§ **Texte du document**:
::::::::

Le détroit d'Ormuz, voie maritime stratégique par laquelle transite 20 % de la production mondiale de pétrole, va bientôt bénéficier d'une protection accrue. Selon Donald Trump, la marine américaine commencera “très bientôt” des missions d'escorte pour les pétroliers. Cette initiative intervient dans un contexte de tensions exacerbées avec l'Iran, qui tente de rendre cette route maritime impraticable en réponse à des frappes israélo-américaines.
Dan Caine, chef d'état-major américain, a qualifié le détroit d'“environnement tactiquement complexe”. Des déclarations récentes du secrétaire à la défense, Pete Hegseth, affirment que l'Iran est “guidé par le désespoir” et que les États-Unis sont en mesure de contenir cette menace.
Dans un post sur Truth Social, Trump a approché le sujet en affirmant que l'Iran est “complètement vaincu” et souhaite un accord, sans toutefois préciser les termes qu'il serait prêt à accepter. Ce message s'inscrit dans un climat de tensions où l'Iran a menacé de détruire les infrastructures pétrolières américaines au Moyen-Orient. Le porte-parole du quartier général central de Khatam al-Anbiya a déclaré : “Toutes les installations pétrolières […] seront immédiatement détruites”.
En parallèle, le mouvement islamiste palestinien, le Hamas, a appelé Téhéran à mettre un terme à ses frappes contre ses voisins, tout en affirmant le droit de l'Iran à répondre à l'agression. Ce paradoxe souligne la fragilité de la situation dans la région, où chaque action suscite des ripostes potentielles susceptibles d'aggraver les tensions.
Face à cette escalade, les marchés pétroliers restent anxieux, réagissant déjà à ces menaces alors que les cours continuent de fluctuer. Le monde attend avec attention l'évolution de cette situation, qui pourrait avoir des répercussions sur l'économie mondiale.

::::::::

§ **Consigne**: Comment traduire en anglais cette phrase du texte sur le détroit d'Ormuz : « Dan Caine, chef d'état-major américain, a qualifié le détroit d'“environnement tactiquement complexe”. » ?

::::::::

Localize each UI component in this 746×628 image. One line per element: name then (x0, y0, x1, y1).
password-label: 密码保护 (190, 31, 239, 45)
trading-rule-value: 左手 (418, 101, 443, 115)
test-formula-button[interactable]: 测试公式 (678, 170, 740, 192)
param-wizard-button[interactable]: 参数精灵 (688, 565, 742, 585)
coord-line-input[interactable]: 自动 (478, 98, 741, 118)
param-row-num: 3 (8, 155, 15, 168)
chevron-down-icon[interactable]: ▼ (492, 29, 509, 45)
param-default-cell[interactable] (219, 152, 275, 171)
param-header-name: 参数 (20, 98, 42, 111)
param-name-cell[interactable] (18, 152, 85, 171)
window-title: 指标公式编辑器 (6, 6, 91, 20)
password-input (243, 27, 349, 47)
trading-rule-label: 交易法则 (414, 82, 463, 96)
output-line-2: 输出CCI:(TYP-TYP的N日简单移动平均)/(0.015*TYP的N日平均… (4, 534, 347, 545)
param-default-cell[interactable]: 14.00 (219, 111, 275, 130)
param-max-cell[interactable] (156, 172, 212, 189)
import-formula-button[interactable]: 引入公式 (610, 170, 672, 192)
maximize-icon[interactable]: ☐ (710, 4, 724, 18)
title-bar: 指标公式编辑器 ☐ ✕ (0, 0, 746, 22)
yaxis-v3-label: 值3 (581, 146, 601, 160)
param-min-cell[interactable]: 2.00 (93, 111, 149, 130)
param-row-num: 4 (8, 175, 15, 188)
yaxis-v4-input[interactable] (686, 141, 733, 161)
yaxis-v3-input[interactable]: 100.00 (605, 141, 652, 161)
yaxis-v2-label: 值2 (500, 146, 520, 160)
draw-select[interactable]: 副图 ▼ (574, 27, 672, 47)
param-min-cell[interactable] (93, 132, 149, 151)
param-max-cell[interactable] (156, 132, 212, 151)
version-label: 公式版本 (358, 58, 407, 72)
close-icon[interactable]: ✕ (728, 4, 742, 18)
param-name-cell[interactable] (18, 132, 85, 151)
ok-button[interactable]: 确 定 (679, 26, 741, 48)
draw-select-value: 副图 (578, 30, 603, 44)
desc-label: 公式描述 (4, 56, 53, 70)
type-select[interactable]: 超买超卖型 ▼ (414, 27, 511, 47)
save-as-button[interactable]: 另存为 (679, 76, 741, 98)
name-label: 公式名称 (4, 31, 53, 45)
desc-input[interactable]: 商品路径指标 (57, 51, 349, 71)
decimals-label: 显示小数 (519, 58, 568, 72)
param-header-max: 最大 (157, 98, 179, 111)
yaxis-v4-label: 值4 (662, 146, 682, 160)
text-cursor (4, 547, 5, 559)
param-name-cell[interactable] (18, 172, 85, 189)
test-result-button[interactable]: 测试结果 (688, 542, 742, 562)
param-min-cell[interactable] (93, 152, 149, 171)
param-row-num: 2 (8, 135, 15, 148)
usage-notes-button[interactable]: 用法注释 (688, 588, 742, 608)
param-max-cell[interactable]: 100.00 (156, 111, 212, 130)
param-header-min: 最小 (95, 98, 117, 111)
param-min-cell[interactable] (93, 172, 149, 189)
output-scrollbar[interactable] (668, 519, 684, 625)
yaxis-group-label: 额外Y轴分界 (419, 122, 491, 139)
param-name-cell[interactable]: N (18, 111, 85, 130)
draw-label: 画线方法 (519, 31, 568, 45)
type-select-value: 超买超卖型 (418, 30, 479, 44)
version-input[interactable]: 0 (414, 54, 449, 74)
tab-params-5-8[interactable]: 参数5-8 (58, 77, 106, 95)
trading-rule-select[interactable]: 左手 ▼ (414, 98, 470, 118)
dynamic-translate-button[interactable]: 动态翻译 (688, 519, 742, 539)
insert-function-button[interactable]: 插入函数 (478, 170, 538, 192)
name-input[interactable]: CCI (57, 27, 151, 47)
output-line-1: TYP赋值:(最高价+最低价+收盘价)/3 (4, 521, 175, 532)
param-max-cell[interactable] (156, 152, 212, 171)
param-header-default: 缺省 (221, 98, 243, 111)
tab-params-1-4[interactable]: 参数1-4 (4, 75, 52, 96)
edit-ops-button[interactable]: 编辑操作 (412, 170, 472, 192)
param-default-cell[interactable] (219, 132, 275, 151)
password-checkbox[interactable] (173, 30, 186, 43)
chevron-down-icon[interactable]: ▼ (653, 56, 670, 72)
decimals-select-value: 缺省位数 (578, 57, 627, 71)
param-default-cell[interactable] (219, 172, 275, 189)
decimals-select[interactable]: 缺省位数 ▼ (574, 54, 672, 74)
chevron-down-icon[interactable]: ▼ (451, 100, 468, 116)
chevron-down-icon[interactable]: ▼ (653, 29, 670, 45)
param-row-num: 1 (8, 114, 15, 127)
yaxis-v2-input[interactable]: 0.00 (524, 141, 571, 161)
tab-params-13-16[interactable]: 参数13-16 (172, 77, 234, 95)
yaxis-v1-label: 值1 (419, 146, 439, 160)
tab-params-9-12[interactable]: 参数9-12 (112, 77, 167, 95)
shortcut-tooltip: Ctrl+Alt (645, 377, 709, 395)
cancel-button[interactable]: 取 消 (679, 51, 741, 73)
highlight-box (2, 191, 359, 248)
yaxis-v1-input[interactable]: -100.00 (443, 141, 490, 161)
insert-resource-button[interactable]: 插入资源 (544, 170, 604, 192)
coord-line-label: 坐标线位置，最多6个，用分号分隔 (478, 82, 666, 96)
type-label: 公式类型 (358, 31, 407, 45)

::::::::

§ **Réponse**: Dan Caine, the US chief of staff, described the strait as a "tactically complex environment."